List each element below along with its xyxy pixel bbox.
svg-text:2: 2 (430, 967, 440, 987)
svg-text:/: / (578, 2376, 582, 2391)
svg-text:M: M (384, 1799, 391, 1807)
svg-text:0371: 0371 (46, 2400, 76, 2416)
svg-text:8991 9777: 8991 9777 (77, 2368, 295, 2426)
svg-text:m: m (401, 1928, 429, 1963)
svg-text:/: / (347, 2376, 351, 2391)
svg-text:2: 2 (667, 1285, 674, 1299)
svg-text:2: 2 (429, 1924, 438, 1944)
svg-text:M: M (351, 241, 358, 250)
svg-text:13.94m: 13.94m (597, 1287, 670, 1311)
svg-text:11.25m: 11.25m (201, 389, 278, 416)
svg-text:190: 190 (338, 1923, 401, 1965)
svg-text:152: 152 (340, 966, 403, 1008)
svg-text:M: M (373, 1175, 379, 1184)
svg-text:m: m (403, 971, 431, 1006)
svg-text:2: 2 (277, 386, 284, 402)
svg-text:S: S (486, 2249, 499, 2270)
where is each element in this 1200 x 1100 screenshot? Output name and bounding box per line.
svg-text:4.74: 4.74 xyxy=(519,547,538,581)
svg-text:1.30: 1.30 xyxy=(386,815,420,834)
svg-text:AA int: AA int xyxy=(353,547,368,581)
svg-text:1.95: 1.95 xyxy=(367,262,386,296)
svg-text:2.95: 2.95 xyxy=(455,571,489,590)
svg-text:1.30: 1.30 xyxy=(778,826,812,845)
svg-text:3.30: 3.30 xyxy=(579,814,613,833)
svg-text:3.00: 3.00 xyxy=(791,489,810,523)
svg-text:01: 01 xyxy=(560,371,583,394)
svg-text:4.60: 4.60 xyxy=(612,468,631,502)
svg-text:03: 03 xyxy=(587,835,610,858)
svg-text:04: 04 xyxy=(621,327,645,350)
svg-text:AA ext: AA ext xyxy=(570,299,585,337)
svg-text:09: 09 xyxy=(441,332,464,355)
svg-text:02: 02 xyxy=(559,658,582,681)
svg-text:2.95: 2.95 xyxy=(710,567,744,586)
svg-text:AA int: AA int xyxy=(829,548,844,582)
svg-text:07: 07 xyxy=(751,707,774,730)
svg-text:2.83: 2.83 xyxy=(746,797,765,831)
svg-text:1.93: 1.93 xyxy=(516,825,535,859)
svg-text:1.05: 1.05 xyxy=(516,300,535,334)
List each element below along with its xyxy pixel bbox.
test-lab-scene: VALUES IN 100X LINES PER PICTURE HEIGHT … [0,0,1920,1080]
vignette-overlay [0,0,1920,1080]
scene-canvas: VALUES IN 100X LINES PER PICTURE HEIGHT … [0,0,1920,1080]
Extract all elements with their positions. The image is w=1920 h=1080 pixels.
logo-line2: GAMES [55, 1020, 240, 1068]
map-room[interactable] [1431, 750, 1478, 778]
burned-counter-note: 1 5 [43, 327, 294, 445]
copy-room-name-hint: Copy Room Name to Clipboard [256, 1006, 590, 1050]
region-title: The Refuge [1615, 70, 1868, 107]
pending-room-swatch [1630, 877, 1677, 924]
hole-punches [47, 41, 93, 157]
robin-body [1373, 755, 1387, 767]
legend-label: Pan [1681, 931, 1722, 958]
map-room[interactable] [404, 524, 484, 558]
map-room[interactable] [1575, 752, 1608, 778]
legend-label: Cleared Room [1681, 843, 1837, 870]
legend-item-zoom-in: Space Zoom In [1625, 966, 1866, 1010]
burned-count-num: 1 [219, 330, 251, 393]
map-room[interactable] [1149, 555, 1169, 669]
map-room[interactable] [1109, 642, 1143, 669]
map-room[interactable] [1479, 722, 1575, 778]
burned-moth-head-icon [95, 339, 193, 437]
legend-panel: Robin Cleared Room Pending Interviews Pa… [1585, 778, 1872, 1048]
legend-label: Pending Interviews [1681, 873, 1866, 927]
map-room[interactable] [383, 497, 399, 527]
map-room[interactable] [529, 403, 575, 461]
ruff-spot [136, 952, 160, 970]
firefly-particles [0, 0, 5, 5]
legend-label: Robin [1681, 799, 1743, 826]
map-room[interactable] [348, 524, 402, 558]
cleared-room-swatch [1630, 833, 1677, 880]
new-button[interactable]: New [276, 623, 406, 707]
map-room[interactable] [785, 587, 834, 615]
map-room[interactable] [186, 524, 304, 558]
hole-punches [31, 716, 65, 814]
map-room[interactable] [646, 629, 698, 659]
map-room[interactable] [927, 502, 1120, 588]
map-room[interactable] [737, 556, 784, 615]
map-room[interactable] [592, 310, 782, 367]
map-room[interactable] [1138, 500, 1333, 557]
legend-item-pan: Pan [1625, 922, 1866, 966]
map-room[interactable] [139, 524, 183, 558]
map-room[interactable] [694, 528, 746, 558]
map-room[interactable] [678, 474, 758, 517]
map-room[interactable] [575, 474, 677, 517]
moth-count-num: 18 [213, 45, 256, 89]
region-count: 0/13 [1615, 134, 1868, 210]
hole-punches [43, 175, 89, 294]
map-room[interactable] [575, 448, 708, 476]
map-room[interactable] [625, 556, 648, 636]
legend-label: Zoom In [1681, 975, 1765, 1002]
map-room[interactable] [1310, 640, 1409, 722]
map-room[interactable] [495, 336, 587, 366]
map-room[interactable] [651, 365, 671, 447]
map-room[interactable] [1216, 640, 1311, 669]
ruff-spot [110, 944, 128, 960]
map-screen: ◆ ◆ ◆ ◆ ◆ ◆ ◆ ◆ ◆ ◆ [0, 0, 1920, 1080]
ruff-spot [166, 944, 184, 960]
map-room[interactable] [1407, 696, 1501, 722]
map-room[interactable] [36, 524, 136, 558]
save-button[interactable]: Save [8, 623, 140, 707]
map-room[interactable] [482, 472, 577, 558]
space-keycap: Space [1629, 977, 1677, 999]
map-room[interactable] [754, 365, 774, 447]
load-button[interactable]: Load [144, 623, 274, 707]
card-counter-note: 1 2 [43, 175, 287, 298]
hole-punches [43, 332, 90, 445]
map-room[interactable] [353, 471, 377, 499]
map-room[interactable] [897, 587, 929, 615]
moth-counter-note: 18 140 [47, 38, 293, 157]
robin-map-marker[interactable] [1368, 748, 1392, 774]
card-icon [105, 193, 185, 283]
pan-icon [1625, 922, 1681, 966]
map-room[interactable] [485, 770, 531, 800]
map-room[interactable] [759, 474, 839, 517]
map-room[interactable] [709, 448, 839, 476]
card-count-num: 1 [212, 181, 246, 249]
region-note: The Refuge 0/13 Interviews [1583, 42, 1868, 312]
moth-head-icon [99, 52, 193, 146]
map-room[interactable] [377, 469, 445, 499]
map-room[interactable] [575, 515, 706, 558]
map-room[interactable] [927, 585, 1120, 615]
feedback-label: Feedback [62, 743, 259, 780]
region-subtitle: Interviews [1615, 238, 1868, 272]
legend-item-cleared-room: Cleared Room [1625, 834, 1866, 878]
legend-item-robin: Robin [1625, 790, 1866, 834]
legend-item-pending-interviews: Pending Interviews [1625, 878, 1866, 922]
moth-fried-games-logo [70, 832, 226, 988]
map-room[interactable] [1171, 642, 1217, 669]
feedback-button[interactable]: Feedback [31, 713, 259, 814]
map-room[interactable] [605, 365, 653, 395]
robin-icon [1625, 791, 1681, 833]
● ● ● ●
» TASK PROMPT: Can you give every line of the listing above as a Markdown table with the columns "No." and "Entry", leaving out blank lines?

» ANSWER TO THE EXERCISE:
| No. | Entry |
|---|---|
| 1 | List each element below along with its xyxy pixel bbox. |
| 2 | svg-text:2: 2 (430, 967, 440, 987) |
| 3 | svg-text:/: / (578, 2376, 582, 2391) |
| 4 | svg-text:M: M (384, 1799, 391, 1807) |
| 5 | svg-text:0371: 0371 (46, 2400, 76, 2416) |
| 6 | svg-text:8991 9777: 8991 9777 (77, 2368, 295, 2426) |
| 7 | svg-text:m: m (401, 1928, 429, 1963) |
| 8 | svg-text:/: / (347, 2376, 351, 2391) |
| 9 | svg-text:2: 2 (667, 1285, 674, 1299) |
| 10 | svg-text:2: 2 (429, 1924, 438, 1944) |
| 11 | svg-text:M: M (351, 241, 358, 250) |
| 12 | svg-text:13.94m: 13.94m (597, 1287, 670, 1311) |
| 13 | svg-text:11.25m: 11.25m (201, 389, 278, 416) |
| 14 | svg-text:190: 190 (338, 1923, 401, 1965) |
| 15 | svg-text:152: 152 (340, 966, 403, 1008) |
| 16 | svg-text:M: M (373, 1175, 379, 1184) |
| 17 | svg-text:m: m (403, 971, 431, 1006) |
| 18 | svg-text:2: 2 (277, 386, 284, 402) |
| 19 | svg-text:S: S (486, 2249, 499, 2270) |
| 20 | where is each element in this 1200 x 1100 screenshot? Output name and bounding box per line. |
| 21 | svg-text:4.74: 4.74 xyxy=(519,547,538,581) |
| 22 | svg-text:1.30: 1.30 xyxy=(386,815,420,834) |
| 23 | svg-text:AA int: AA int xyxy=(353,547,368,581) |
| 24 | svg-text:1.95: 1.95 xyxy=(367,262,386,296) |
| 25 | svg-text:2.95: 2.95 xyxy=(455,571,489,590) |
| 26 | svg-text:1.30: 1.30 xyxy=(778,826,812,845) |
| 27 | svg-text:3.30: 3.30 xyxy=(579,814,613,833) |
| 28 | svg-text:3.00: 3.00 xyxy=(791,489,810,523) |
| 29 | svg-text:01: 01 xyxy=(560,371,583,394) |
| 30 | svg-text:4.60: 4.60 xyxy=(612,468,631,502) |
| 31 | svg-text:03: 03 xyxy=(587,835,610,858) |
| 32 | svg-text:04: 04 xyxy=(621,327,645,350) |
| 33 | svg-text:AA ext: AA ext xyxy=(570,299,585,337) |
| 34 | svg-text:09: 09 xyxy=(441,332,464,355) |
| 35 | svg-text:02: 02 xyxy=(559,658,582,681) |
| 36 | svg-text:2.95: 2.95 xyxy=(710,567,744,586) |
| 37 | svg-text:AA int: AA int xyxy=(829,548,844,582) |
| 38 | svg-text:07: 07 xyxy=(751,707,774,730) |
| 39 | svg-text:2.83: 2.83 xyxy=(746,797,765,831) |
| 40 | svg-text:1.93: 1.93 xyxy=(516,825,535,859) |
| 41 | svg-text:1.05: 1.05 xyxy=(516,300,535,334) |
| 42 | List each element below along with its xyxy pixel bbox. |
| 43 | test-lab-scene: VALUES IN 100X LINES PER PICTURE HEIGHT … [0,0,1920,1080] |
| 44 | vignette-overlay [0,0,1920,1080] |
| 45 | scene-canvas: VALUES IN 100X LINES PER PICTURE HEIGHT … [0,0,1920,1080] |
| 46 | Extract all elements with their positions. The image is w=1920 h=1080 pixels. |
| 47 | logo-line2: GAMES [55, 1020, 240, 1068] |
| 48 | map-room[interactable] [1431, 750, 1478, 778] |
| 49 | burned-counter-note: 1 5 [43, 327, 294, 445] |
| 50 | copy-room-name-hint: Copy Room Name to Clipboard [256, 1006, 590, 1050] |
| 51 | region-title: The Refuge [1615, 70, 1868, 107] |
| 52 | pending-room-swatch [1630, 877, 1677, 924] |
| 53 | hole-punches [47, 41, 93, 157] |
| 54 | robin-body [1373, 755, 1387, 767] |
| 55 | legend-label: Pan [1681, 931, 1722, 958] |
| 56 | map-room[interactable] [404, 524, 484, 558] |
| 57 | map-room[interactable] [1575, 752, 1608, 778] |
| 58 | legend-label: Cleared Room [1681, 843, 1837, 870] |
| 59 | legend-item-zoom-in: Space Zoom In [1625, 966, 1866, 1010] |
| 60 | burned-count-num: 1 [219, 330, 251, 393] |
| 61 | map-room[interactable] [1149, 555, 1169, 669] |
| 62 | map-room[interactable] [1109, 642, 1143, 669] |
| 63 | map-room[interactable] [1479, 722, 1575, 778] |
| 64 | burned-moth-head-icon [95, 339, 193, 437] |
| 65 | legend-panel: Robin Cleared Room Pending Interviews Pa… [1585, 778, 1872, 1048] |
| 66 | legend-label: Pending Interviews [1681, 873, 1866, 927] |
| 67 | map-room[interactable] [383, 497, 399, 527] |
| 68 | map-room[interactable] [529, 403, 575, 461] |
| 69 | ruff-spot [136, 952, 160, 970] |
| 70 | firefly-particles [0, 0, 5, 5] |
| 71 | legend-label: Robin [1681, 799, 1743, 826] |
| 72 | map-room[interactable] [348, 524, 402, 558] |
| 73 | cleared-room-swatch [1630, 833, 1677, 880] |
| 74 | new-button[interactable]: New [276, 623, 406, 707] |
| 75 | map-room[interactable] [785, 587, 834, 615] |
| 76 | map-room[interactable] [186, 524, 304, 558] |
| 77 | hole-punches [31, 716, 65, 814] |
| 78 | map-room[interactable] [646, 629, 698, 659] |
| 79 | map-room[interactable] [927, 502, 1120, 588] |
| 80 | map-room[interactable] [737, 556, 784, 615] |
| 81 | map-room[interactable] [592, 310, 782, 367] |
| 82 | map-room[interactable] [1138, 500, 1333, 557] |
| 83 | legend-item-pan: Pan [1625, 922, 1866, 966] |
| 84 | map-room[interactable] [139, 524, 183, 558] |
| 85 | map-room[interactable] [694, 528, 746, 558] |
| 86 | map-room[interactable] [678, 474, 758, 517] |
| 87 | map-room[interactable] [575, 474, 677, 517] |
| 88 | moth-count-num: 18 [213, 45, 256, 89] |
| 89 | region-count: 0/13 [1615, 134, 1868, 210] |
| 90 | hole-punches [43, 175, 89, 294] |
| 91 | map-room[interactable] [575, 448, 708, 476] |
| 92 | map-room[interactable] [625, 556, 648, 636] |
| 93 | legend-label: Zoom In [1681, 975, 1765, 1002] |
| 94 | map-room[interactable] [1310, 640, 1409, 722] |
| 95 | map-room[interactable] [495, 336, 587, 366] |
| 96 | map-room[interactable] [651, 365, 671, 447] |
| 97 | map-room[interactable] [1216, 640, 1311, 669] |
| 98 | ruff-spot [110, 944, 128, 960] |
| 99 | map-screen: ◆ ◆ ◆ ◆ ◆ ◆ ◆ ◆ ◆ ◆ [0, 0, 1920, 1080] |
| 100 | ruff-spot [166, 944, 184, 960] |
| 101 | map-room[interactable] [1407, 696, 1501, 722] |
| 102 | map-room[interactable] [36, 524, 136, 558] |
| 103 | save-button[interactable]: Save [8, 623, 140, 707] |
| 104 | map-room[interactable] [482, 472, 577, 558] |
| 105 | space-keycap: Space [1629, 977, 1677, 999] |
| 106 | map-room[interactable] [754, 365, 774, 447] |
| 107 | load-button[interactable]: Load [144, 623, 274, 707] |
| 108 | card-counter-note: 1 2 [43, 175, 287, 298] |
| 109 | hole-punches [43, 332, 90, 445] |
| 110 | map-room[interactable] [353, 471, 377, 499] |
| 111 | map-room[interactable] [897, 587, 929, 615] |
| 112 | moth-counter-note: 18 140 [47, 38, 293, 157] |
| 113 | robin-map-marker[interactable] [1368, 748, 1392, 774] |
| 114 | card-icon [105, 193, 185, 283] |
| 115 | pan-icon [1625, 922, 1681, 966] |
| 116 | map-room[interactable] [485, 770, 531, 800] |
| 117 | map-room[interactable] [759, 474, 839, 517] |
| 118 | map-room[interactable] [709, 448, 839, 476] |
| 119 | card-count-num: 1 [212, 181, 246, 249] |
| 120 | region-note: The Refuge 0/13 Interviews [1583, 42, 1868, 312] |
| 121 | moth-head-icon [99, 52, 193, 146] |
| 122 | map-room[interactable] [377, 469, 445, 499] |
| 123 | map-room[interactable] [575, 515, 706, 558] |
| 124 | map-room[interactable] [927, 585, 1120, 615] |
| 125 | feedback-label: Feedback [62, 743, 259, 780] |
| 126 | region-subtitle: Interviews [1615, 238, 1868, 272] |
| 127 | legend-item-cleared-room: Cleared Room [1625, 834, 1866, 878] |
| 128 | legend-item-robin: Robin [1625, 790, 1866, 834] |
| 129 | legend-item-pending-interviews: Pending Interviews [1625, 878, 1866, 922] |
| 130 | moth-fried-games-logo [70, 832, 226, 988] |
| 131 | map-room[interactable] [1171, 642, 1217, 669] |
| 132 | feedback-button[interactable]: Feedback [31, 713, 259, 814] |
| 133 | map-room[interactable] [605, 365, 653, 395] |
| 134 | robin-icon [1625, 791, 1681, 833] |